[Data entries for graphics]

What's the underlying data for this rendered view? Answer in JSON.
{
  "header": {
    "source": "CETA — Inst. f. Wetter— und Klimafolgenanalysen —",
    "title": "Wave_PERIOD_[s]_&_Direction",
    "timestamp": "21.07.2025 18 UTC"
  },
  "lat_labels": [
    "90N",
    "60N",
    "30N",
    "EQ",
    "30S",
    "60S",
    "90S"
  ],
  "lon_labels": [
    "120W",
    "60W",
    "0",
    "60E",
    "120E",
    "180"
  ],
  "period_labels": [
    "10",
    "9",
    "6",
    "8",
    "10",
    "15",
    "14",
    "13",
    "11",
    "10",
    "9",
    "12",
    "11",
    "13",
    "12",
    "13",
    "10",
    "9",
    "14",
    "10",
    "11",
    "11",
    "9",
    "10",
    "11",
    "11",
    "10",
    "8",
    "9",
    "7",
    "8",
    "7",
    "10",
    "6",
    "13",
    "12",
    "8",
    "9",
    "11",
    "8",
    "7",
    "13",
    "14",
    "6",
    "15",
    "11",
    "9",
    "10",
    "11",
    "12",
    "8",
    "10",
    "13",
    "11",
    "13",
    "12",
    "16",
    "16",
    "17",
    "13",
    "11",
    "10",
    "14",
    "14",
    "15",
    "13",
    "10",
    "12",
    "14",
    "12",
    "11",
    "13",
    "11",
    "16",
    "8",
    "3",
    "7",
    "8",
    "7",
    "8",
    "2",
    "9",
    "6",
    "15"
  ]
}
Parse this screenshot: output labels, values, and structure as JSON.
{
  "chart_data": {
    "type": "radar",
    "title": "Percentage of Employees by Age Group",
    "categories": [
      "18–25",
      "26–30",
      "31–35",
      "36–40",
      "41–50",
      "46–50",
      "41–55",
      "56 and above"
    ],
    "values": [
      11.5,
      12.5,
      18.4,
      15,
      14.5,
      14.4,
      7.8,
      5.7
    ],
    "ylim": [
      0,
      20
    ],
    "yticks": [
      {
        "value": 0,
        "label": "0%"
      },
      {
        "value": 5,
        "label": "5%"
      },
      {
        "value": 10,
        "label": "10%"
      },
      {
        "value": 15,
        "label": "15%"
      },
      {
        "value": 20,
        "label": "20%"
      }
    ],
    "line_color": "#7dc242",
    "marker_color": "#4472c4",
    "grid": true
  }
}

### Work to be completed
Using the records above, copy each line that contains "JSON".

### Output of the exercise
What's the underlying data for this rendered view? Answer in JSON.
Parse this screenshot: output labels, values, and structure as JSON.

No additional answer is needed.